* Directions for this task:
Locate all lines with the word "name". Copy them.

* Extracts from a graphics dataset:
--- BEGIN ---

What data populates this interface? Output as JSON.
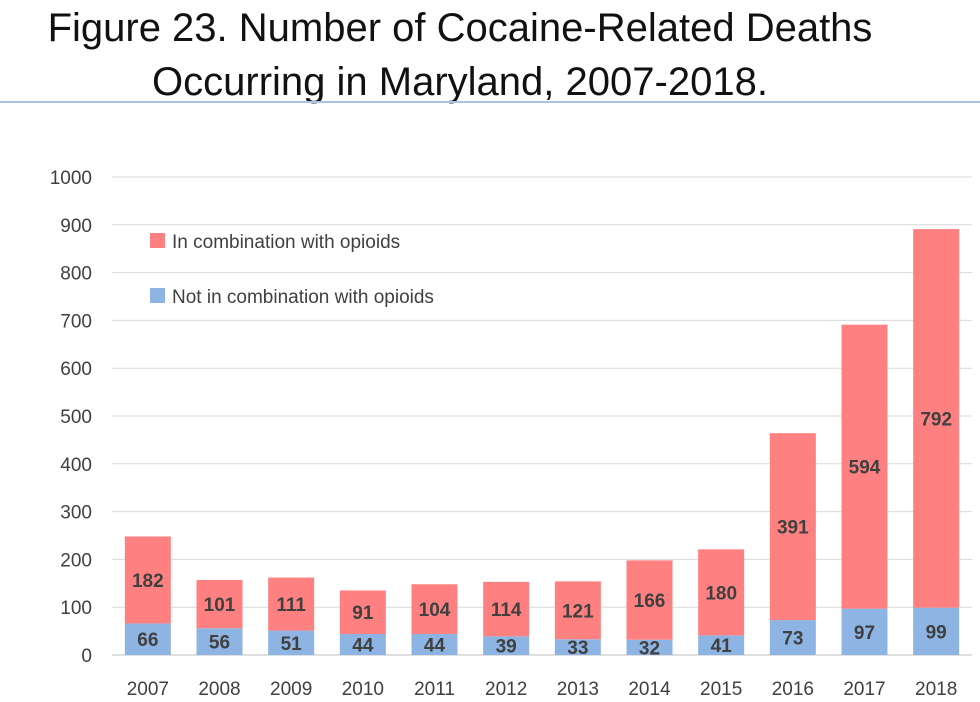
{
  "chart_data": {
    "type": "bar",
    "stacked": true,
    "title_line1": "Figure 23.  Number of Cocaine-Related Deaths",
    "title_line2": "Occurring in Maryland, 2007-2018.",
    "categories": [
      "2007",
      "2008",
      "2009",
      "2010",
      "2011",
      "2012",
      "2013",
      "2014",
      "2015",
      "2016",
      "2017",
      "2018"
    ],
    "series": [
      {
        "name": "Not in combination with opioids",
        "color": "#8db4e2",
        "values": [
          66,
          56,
          51,
          44,
          44,
          39,
          33,
          32,
          41,
          73,
          97,
          99
        ]
      },
      {
        "name": "In combination with opioids",
        "color": "#ff8080",
        "values": [
          182,
          101,
          111,
          91,
          104,
          114,
          121,
          166,
          180,
          391,
          594,
          792
        ]
      }
    ],
    "yticks": [
      "0",
      "100",
      "200",
      "300",
      "400",
      "500",
      "600",
      "700",
      "800",
      "900",
      "1000"
    ],
    "ylim": [
      0,
      1000
    ],
    "grid": true,
    "legend_position": "top-left"
  }
}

--- END ---

* Task response:
        "name": "Not in combination with opioids",
        "name": "In combination with opioids",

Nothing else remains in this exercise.